[Instruction]: Scan the material and copy every line in which "this" appears.
------------------------------------------------
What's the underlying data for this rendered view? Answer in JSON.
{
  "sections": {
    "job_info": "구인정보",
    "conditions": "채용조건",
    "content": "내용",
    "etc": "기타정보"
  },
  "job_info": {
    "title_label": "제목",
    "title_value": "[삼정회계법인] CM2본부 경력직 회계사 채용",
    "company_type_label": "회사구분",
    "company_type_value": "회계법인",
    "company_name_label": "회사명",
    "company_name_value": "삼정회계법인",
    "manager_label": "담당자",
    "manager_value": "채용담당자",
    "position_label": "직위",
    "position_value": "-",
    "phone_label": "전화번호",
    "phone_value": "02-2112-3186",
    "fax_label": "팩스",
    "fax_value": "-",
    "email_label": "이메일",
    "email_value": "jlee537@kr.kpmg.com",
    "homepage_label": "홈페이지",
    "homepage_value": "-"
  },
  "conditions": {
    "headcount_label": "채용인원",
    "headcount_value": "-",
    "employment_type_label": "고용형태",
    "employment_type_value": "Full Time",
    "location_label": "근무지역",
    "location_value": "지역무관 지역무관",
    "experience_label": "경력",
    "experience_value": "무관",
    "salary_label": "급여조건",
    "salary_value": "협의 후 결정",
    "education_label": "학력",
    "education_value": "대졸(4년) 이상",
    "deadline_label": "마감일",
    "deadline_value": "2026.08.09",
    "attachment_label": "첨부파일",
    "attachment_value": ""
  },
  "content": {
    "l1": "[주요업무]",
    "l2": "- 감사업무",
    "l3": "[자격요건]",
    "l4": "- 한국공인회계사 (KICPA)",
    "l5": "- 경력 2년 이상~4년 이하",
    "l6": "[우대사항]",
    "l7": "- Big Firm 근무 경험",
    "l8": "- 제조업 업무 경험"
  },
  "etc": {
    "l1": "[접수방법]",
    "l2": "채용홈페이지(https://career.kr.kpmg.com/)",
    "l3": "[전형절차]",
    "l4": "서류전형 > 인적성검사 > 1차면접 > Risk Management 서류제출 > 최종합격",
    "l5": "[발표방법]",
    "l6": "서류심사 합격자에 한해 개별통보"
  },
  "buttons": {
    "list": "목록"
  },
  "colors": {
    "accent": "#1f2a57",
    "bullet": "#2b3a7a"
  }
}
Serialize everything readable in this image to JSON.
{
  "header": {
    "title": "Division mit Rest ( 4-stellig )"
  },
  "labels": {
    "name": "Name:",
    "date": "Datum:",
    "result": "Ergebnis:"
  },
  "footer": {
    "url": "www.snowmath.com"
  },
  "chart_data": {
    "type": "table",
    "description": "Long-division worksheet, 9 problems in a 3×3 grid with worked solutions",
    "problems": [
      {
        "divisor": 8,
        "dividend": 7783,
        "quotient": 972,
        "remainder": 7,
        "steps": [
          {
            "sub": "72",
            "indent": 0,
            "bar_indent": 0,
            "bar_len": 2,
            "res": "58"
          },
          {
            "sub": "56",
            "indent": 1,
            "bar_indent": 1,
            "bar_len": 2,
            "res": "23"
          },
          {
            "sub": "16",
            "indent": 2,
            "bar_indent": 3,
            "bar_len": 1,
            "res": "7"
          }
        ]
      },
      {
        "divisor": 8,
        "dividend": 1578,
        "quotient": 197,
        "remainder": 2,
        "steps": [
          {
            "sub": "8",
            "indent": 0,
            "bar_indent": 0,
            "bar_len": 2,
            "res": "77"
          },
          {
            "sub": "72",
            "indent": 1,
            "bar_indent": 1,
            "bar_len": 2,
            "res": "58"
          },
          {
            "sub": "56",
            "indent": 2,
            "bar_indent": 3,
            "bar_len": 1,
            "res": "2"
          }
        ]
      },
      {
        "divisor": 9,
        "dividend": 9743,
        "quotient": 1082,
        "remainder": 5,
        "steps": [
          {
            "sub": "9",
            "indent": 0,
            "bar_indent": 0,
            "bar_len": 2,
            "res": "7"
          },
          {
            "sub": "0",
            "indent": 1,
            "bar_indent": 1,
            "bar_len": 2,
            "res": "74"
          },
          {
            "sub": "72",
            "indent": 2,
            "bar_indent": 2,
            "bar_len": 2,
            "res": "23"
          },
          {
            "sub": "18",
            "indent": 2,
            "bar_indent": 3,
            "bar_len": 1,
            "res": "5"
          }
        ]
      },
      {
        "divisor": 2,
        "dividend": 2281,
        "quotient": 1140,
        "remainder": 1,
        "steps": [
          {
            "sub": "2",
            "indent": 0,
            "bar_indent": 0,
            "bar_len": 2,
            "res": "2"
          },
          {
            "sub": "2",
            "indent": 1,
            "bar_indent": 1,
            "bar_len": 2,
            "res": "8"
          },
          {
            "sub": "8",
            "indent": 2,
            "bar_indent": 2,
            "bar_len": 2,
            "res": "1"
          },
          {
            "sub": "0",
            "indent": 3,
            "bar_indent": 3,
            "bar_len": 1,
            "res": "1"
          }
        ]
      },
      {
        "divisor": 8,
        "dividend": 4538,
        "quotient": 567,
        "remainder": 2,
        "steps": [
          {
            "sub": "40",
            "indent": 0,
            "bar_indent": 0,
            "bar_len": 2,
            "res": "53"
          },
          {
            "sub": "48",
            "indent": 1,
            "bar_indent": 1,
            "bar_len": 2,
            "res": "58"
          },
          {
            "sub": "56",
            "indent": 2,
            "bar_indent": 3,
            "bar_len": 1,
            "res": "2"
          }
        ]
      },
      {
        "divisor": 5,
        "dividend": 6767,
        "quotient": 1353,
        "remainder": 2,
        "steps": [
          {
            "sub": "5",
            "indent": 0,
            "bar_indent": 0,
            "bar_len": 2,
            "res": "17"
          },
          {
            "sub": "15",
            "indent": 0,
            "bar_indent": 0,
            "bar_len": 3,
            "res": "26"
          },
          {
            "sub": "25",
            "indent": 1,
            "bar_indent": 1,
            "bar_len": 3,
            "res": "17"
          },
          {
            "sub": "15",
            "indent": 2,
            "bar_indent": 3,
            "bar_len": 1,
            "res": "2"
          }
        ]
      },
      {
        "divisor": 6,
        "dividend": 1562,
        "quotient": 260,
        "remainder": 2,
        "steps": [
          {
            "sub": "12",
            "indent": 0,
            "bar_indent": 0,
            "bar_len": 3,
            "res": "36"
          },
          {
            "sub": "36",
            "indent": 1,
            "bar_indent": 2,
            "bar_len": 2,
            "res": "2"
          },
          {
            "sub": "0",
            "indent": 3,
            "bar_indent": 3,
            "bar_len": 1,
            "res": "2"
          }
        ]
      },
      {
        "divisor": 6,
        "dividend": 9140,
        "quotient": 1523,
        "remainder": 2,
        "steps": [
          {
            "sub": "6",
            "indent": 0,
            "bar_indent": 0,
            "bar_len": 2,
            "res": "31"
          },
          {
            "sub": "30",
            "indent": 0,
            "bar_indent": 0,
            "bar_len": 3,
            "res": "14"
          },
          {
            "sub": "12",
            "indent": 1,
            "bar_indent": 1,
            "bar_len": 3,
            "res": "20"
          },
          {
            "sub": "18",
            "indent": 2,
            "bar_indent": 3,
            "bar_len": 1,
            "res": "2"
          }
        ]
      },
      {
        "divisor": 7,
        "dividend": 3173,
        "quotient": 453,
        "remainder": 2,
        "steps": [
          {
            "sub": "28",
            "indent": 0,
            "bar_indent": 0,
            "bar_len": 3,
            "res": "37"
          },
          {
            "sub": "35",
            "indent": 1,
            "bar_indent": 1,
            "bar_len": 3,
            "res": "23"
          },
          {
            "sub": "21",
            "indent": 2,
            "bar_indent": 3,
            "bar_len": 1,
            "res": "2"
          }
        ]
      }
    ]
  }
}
------------------------------------------------
[Final result]:
What's the underlying data for this rendered view? Answer in JSON.
Serialize everything readable in this image to JSON.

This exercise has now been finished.